■ The request
Copy out the data below line for line, leaving everything unchanged.
[begin Supplied data]
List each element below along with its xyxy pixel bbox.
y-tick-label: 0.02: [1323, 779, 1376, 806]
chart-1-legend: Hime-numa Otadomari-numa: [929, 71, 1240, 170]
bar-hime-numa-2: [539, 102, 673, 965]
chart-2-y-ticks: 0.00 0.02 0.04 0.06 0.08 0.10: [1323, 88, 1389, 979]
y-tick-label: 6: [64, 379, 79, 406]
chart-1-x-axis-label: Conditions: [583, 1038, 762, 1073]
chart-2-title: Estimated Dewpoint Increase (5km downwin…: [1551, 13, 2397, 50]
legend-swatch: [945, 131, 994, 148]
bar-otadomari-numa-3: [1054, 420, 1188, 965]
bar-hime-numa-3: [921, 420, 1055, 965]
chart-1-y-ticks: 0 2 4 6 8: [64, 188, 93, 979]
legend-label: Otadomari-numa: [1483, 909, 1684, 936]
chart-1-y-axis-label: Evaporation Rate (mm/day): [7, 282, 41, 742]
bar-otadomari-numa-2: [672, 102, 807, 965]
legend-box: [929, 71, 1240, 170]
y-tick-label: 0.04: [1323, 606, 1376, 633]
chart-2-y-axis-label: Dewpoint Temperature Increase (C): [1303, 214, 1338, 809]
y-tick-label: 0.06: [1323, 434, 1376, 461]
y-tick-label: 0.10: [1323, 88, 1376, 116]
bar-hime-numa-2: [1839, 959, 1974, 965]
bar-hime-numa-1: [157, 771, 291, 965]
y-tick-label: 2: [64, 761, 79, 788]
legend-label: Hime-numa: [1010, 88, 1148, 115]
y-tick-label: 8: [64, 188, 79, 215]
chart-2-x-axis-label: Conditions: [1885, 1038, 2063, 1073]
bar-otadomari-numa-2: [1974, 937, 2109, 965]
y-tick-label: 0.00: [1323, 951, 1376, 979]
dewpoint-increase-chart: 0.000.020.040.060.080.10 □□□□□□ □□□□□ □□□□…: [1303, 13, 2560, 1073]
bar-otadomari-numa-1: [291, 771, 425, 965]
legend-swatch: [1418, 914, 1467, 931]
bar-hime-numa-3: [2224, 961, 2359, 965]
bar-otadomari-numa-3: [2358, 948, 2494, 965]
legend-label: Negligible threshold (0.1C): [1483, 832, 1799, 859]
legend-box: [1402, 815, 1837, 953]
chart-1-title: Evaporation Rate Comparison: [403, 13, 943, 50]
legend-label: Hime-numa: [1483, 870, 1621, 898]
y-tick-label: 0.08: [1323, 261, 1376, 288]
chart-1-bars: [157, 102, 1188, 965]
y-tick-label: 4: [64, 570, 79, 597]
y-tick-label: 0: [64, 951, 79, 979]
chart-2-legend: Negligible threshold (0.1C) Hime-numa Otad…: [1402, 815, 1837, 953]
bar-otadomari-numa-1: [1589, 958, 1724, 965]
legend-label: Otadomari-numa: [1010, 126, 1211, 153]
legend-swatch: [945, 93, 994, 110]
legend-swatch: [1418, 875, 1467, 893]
[end Supplied data]
■ Final result
List each element below along with its xyxy pixel bbox.
y-tick-label: 0.02: [1323, 779, 1376, 806]
chart-1-legend: Hime-numa Otadomari-numa: [929, 71, 1240, 170]
bar-hime-numa-2: [539, 102, 673, 965]
chart-2-y-ticks: 0.00 0.02 0.04 0.06 0.08 0.10: [1323, 88, 1389, 979]
y-tick-label: 6: [64, 379, 79, 406]
chart-1-x-axis-label: Conditions: [583, 1038, 762, 1073]
chart-2-title: Estimated Dewpoint Increase (5km downwin…: [1551, 13, 2397, 50]
legend-swatch: [945, 131, 994, 148]
bar-otadomari-numa-3: [1054, 420, 1188, 965]
bar-hime-numa-3: [921, 420, 1055, 965]
chart-1-y-ticks: 0 2 4 6 8: [64, 188, 93, 979]
legend-label: Otadomari-numa: [1483, 909, 1684, 936]
chart-1-y-axis-label: Evaporation Rate (mm/day): [7, 282, 41, 742]
bar-otadomari-numa-2: [672, 102, 807, 965]
legend-box: [929, 71, 1240, 170]
y-tick-label: 0.04: [1323, 606, 1376, 633]
chart-2-y-axis-label: Dewpoint Temperature Increase (C): [1303, 214, 1338, 809]
y-tick-label: 0.06: [1323, 434, 1376, 461]
y-tick-label: 0.10: [1323, 88, 1376, 116]
bar-hime-numa-2: [1839, 959, 1974, 965]
bar-hime-numa-1: [157, 771, 291, 965]
y-tick-label: 2: [64, 761, 79, 788]
legend-label: Hime-numa: [1010, 88, 1148, 115]
y-tick-label: 8: [64, 188, 79, 215]
chart-2-x-axis-label: Conditions: [1885, 1038, 2063, 1073]
bar-otadomari-numa-2: [1974, 937, 2109, 965]
y-tick-label: 0.00: [1323, 951, 1376, 979]
dewpoint-increase-chart: 0.000.020.040.060.080.10 □□□□□□ □□□□□ □□□□…: [1303, 13, 2560, 1073]
bar-otadomari-numa-1: [291, 771, 425, 965]
legend-swatch: [1418, 914, 1467, 931]
bar-hime-numa-3: [2224, 961, 2359, 965]
bar-otadomari-numa-3: [2358, 948, 2494, 965]
legend-label: Negligible threshold (0.1C): [1483, 832, 1799, 859]
legend-box: [1402, 815, 1837, 953]
chart-1-title: Evaporation Rate Comparison: [403, 13, 943, 50]
legend-label: Hime-numa: [1483, 870, 1621, 898]
y-tick-label: 0.08: [1323, 261, 1376, 288]
chart-1-bars: [157, 102, 1188, 965]
y-tick-label: 4: [64, 570, 79, 597]
y-tick-label: 0: [64, 951, 79, 979]
chart-2-legend: Negligible threshold (0.1C) Hime-numa Otad…: [1402, 815, 1837, 953]
bar-otadomari-numa-1: [1589, 958, 1724, 965]
legend-label: Otadomari-numa: [1010, 126, 1211, 153]
legend-swatch: [945, 93, 994, 110]
legend-swatch: [1418, 875, 1467, 893]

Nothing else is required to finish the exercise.